Given data.

★ ★ ★

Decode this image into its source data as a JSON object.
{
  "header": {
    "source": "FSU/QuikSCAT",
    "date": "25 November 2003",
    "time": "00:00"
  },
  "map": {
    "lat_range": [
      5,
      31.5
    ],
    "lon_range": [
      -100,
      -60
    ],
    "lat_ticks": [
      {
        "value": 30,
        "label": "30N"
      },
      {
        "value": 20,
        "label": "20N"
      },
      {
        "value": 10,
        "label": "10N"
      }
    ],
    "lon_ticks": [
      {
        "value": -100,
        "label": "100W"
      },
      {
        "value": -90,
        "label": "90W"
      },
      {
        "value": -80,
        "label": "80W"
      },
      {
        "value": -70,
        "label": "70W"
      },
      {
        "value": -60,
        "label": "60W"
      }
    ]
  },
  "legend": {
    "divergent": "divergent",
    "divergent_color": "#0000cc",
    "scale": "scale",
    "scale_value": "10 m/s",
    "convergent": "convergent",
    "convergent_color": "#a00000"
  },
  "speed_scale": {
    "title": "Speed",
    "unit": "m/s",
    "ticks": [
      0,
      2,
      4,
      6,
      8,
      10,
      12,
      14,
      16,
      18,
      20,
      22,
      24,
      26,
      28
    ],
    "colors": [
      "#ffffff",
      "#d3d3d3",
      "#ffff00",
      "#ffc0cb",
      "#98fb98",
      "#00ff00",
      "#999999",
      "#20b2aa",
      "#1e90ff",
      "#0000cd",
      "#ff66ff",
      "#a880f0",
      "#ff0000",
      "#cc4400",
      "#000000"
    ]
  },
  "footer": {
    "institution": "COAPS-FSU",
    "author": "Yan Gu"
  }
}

★ ★ ★

Objective.
Using the listing above, pull out all lines that hold the word "label".

Reply.
        "label": "30N"
        "label": "20N"
        "label": "10N"
        "label": "100W"
        "label": "90W"
        "label": "80W"
        "label": "70W"
        "label": "60W"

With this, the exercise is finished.